▶ **The data**
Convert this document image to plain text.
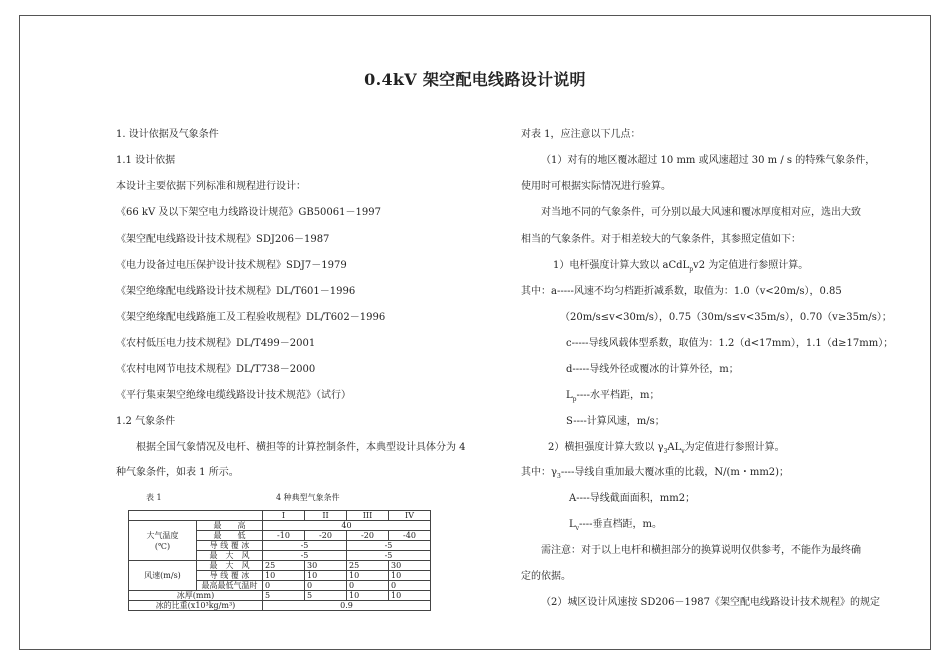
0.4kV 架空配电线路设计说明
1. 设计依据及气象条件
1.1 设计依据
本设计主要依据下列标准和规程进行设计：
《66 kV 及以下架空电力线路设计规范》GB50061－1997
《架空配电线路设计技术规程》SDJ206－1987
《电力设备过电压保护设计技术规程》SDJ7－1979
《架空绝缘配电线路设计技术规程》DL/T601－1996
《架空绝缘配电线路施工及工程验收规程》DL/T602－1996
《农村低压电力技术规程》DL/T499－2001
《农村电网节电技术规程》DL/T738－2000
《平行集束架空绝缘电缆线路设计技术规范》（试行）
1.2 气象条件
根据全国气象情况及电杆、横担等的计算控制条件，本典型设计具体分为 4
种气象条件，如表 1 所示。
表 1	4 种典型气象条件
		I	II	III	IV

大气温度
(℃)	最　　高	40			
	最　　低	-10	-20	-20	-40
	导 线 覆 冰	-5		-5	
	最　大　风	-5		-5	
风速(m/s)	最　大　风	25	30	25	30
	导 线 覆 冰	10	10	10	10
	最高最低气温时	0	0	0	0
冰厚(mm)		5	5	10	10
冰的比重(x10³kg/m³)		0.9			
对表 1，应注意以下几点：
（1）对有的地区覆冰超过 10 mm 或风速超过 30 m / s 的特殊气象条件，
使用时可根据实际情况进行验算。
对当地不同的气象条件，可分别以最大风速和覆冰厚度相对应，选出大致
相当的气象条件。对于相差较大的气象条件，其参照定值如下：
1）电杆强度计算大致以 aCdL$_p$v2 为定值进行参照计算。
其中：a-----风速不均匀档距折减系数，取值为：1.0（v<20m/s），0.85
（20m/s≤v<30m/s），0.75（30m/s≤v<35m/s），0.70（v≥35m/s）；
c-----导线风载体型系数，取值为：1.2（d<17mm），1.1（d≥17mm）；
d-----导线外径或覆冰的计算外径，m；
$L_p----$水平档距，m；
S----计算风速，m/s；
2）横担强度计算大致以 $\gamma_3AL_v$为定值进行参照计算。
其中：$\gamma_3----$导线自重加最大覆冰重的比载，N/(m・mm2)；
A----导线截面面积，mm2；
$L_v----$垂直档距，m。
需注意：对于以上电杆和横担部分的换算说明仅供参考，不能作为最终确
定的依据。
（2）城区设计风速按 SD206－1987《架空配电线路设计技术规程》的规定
==
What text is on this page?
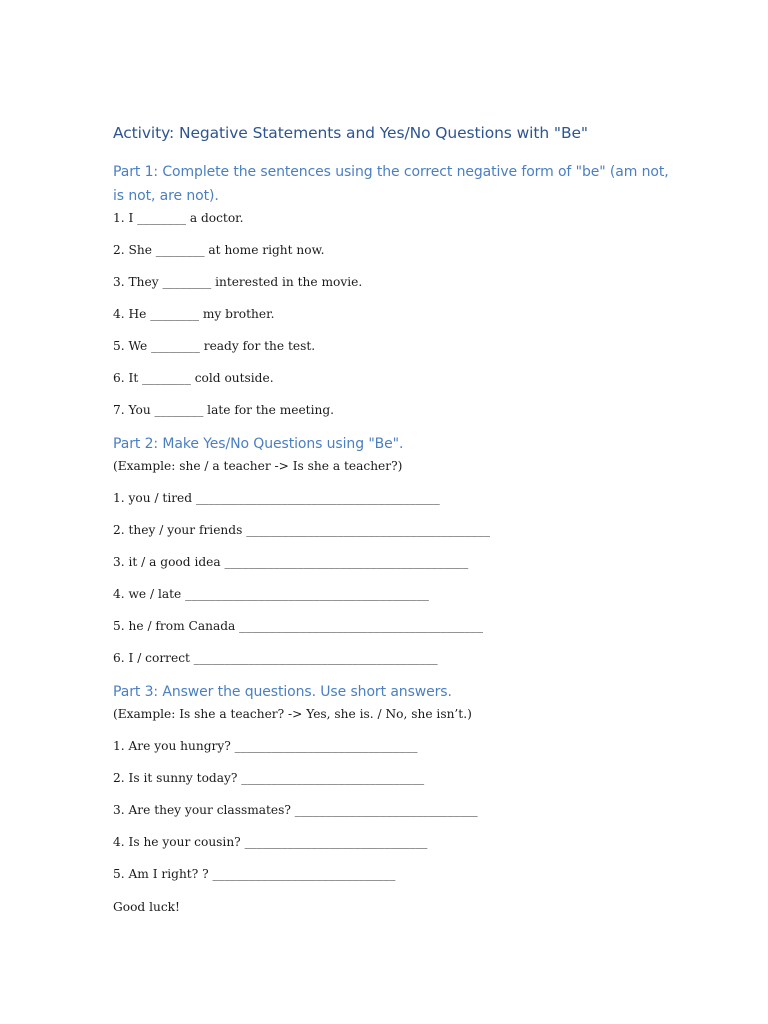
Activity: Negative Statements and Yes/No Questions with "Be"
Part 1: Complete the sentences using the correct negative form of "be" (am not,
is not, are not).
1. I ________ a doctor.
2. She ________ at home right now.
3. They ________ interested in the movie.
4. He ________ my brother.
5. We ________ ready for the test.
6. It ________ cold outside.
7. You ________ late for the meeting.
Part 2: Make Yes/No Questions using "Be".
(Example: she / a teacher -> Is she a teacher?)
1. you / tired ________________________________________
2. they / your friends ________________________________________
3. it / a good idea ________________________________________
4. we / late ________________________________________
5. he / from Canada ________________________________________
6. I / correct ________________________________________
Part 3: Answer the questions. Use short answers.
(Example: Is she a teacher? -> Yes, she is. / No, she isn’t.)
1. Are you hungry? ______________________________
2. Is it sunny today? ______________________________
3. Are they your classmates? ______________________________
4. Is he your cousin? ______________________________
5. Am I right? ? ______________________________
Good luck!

▶ **Description of the task**
Of the lines above, copy each that contains "teacher".

▶ **Solution**
(Example: she / a teacher -> Is she a teacher?)
(Example: Is she a teacher? -> Yes, she is. / No, she isn’t.)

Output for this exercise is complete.